**** Records shown

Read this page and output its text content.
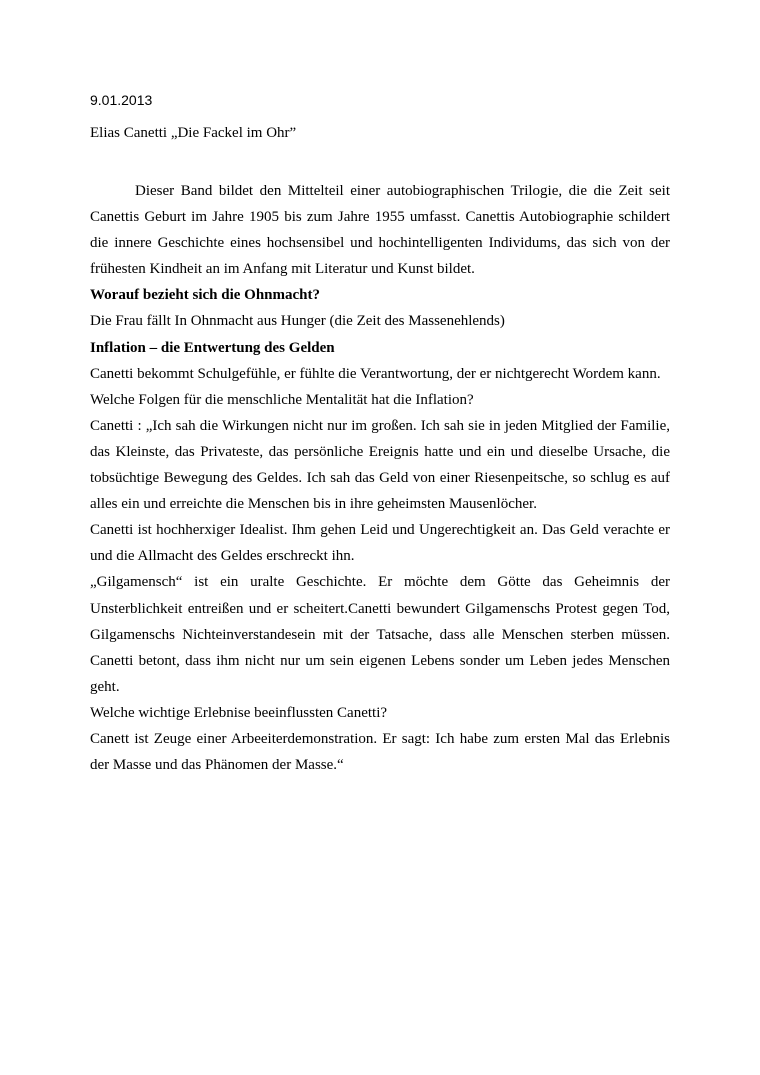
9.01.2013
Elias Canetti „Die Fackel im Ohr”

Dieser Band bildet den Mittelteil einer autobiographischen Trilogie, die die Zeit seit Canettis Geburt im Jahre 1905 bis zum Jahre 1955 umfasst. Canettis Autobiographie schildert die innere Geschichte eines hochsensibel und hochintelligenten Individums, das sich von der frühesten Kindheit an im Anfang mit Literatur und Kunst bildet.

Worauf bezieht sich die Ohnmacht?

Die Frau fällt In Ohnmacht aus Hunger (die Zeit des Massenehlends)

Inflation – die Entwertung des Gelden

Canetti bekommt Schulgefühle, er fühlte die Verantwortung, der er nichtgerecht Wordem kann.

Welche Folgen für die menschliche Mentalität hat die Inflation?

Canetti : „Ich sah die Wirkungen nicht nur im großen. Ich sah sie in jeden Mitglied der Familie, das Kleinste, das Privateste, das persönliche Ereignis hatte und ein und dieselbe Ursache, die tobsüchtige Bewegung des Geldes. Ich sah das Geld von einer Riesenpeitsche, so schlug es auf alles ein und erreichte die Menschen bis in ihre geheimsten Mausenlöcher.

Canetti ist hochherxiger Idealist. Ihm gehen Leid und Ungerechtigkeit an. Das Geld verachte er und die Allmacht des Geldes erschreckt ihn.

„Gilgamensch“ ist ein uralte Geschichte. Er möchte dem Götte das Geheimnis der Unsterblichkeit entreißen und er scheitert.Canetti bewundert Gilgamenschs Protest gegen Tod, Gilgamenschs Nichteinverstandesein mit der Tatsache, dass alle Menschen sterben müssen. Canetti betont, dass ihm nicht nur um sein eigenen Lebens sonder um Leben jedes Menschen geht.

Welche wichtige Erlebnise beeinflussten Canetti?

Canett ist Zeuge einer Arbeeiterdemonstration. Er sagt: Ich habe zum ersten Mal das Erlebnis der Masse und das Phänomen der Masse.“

********
**** Records shown

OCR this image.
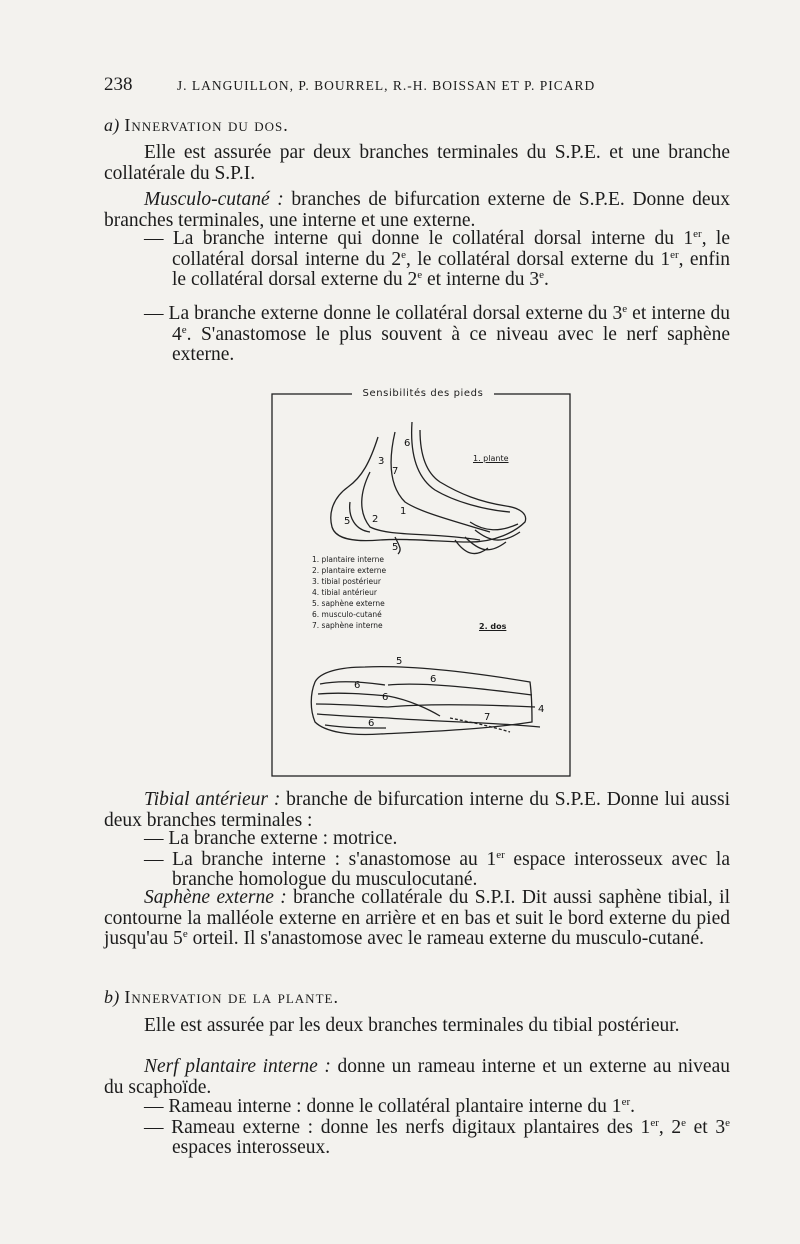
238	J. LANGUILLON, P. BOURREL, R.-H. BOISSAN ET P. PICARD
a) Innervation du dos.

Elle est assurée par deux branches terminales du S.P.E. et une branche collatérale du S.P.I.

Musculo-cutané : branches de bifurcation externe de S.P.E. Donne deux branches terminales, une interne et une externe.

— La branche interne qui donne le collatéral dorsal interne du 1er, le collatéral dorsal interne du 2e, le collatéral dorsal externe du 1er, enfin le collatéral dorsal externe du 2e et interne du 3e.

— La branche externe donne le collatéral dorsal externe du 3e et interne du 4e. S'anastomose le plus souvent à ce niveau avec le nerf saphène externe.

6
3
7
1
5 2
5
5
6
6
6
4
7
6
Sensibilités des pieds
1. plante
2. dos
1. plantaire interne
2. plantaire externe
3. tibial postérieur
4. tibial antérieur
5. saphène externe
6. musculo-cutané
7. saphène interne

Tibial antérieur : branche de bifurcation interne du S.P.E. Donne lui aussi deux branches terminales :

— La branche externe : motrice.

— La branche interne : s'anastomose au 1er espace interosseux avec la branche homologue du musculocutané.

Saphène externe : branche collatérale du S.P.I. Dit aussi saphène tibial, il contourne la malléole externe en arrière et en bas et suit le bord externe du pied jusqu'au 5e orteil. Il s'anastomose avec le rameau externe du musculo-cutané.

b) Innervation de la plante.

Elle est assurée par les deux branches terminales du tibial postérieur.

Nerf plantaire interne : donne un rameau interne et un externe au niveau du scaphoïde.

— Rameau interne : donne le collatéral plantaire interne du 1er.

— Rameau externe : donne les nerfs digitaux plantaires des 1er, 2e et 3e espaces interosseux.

********

* [What is being asked]: Say how many lines of the material contain the word "Innervation", with no other text.

* [Result of this task]: 2